┌──
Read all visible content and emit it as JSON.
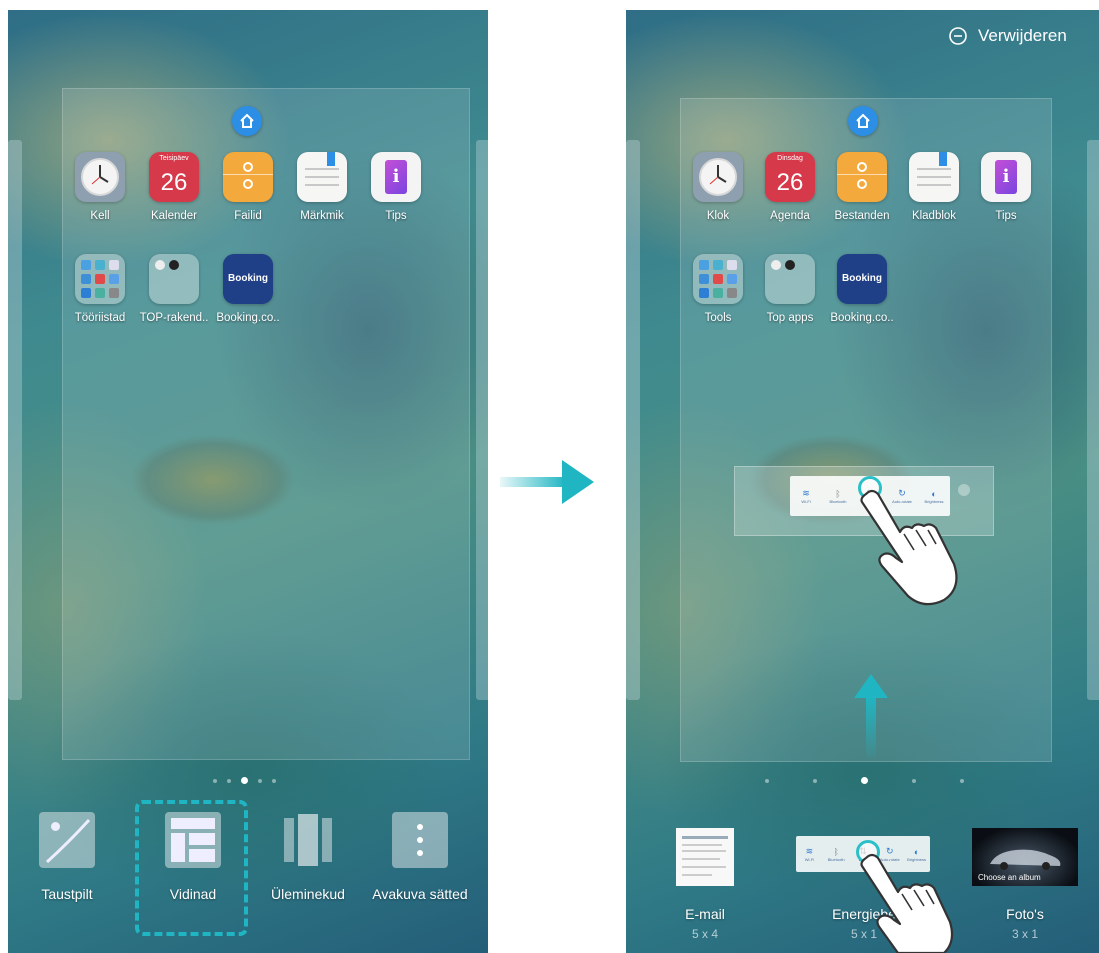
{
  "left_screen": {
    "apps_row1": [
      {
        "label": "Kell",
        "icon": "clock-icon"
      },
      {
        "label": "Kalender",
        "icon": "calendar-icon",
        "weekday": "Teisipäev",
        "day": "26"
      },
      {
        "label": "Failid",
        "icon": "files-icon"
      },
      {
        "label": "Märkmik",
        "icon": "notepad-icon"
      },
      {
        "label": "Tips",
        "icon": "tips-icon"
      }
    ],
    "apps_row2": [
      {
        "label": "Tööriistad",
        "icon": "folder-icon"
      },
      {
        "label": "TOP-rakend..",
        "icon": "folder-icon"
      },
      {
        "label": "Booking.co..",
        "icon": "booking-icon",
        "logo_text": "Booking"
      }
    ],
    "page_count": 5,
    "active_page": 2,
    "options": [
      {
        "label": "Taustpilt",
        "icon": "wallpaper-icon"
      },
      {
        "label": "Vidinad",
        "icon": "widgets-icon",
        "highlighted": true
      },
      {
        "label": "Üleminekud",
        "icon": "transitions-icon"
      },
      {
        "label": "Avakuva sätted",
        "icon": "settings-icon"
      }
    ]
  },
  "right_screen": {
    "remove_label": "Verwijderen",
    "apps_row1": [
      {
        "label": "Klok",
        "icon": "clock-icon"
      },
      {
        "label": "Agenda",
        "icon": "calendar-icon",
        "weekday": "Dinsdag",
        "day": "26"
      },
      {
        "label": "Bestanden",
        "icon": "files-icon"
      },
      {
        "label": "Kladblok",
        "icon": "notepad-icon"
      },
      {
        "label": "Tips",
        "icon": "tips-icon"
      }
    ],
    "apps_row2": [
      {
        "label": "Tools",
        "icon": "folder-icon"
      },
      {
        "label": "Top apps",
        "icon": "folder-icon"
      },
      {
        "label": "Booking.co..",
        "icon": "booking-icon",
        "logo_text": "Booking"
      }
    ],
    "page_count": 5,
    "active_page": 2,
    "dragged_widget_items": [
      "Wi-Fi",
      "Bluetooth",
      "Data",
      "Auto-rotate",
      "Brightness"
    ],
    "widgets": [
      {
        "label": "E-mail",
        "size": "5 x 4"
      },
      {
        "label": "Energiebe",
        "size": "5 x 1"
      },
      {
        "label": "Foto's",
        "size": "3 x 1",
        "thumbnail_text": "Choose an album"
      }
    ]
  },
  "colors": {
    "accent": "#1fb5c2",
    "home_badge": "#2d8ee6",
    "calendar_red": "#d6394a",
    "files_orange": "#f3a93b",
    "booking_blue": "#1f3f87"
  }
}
└──
- Written request -
Without including any pictures, output all the entries above exactly.

- Answer to the task -
Read all visible content and emit it as JSON.
{
  "left_screen": {
    "apps_row1": [
      {
        "label": "Kell",
        "icon": "clock-icon"
      },
      {
        "label": "Kalender",
        "icon": "calendar-icon",
        "weekday": "Teisipäev",
        "day": "26"
      },
      {
        "label": "Failid",
        "icon": "files-icon"
      },
      {
        "label": "Märkmik",
        "icon": "notepad-icon"
      },
      {
        "label": "Tips",
        "icon": "tips-icon"
      }
    ],
    "apps_row2": [
      {
        "label": "Tööriistad",
        "icon": "folder-icon"
      },
      {
        "label": "TOP-rakend..",
        "icon": "folder-icon"
      },
      {
        "label": "Booking.co..",
        "icon": "booking-icon",
        "logo_text": "Booking"
      }
    ],
    "page_count": 5,
    "active_page": 2,
    "options": [
      {
        "label": "Taustpilt",
        "icon": "wallpaper-icon"
      },
      {
        "label": "Vidinad",
        "icon": "widgets-icon",
        "highlighted": true
      },
      {
        "label": "Üleminekud",
        "icon": "transitions-icon"
      },
      {
        "label": "Avakuva sätted",
        "icon": "settings-icon"
      }
    ]
  },
  "right_screen": {
    "remove_label": "Verwijderen",
    "apps_row1": [
      {
        "label": "Klok",
        "icon": "clock-icon"
      },
      {
        "label": "Agenda",
        "icon": "calendar-icon",
        "weekday": "Dinsdag",
        "day": "26"
      },
      {
        "label": "Bestanden",
        "icon": "files-icon"
      },
      {
        "label": "Kladblok",
        "icon": "notepad-icon"
      },
      {
        "label": "Tips",
        "icon": "tips-icon"
      }
    ],
    "apps_row2": [
      {
        "label": "Tools",
        "icon": "folder-icon"
      },
      {
        "label": "Top apps",
        "icon": "folder-icon"
      },
      {
        "label": "Booking.co..",
        "icon": "booking-icon",
        "logo_text": "Booking"
      }
    ],
    "page_count": 5,
    "active_page": 2,
    "dragged_widget_items": [
      "Wi-Fi",
      "Bluetooth",
      "Data",
      "Auto-rotate",
      "Brightness"
    ],
    "widgets": [
      {
        "label": "E-mail",
        "size": "5 x 4"
      },
      {
        "label": "Energiebe",
        "size": "5 x 1"
      },
      {
        "label": "Foto's",
        "size": "3 x 1",
        "thumbnail_text": "Choose an album"
      }
    ]
  },
  "colors": {
    "accent": "#1fb5c2",
    "home_badge": "#2d8ee6",
    "calendar_red": "#d6394a",
    "files_orange": "#f3a93b",
    "booking_blue": "#1f3f87"
  }
}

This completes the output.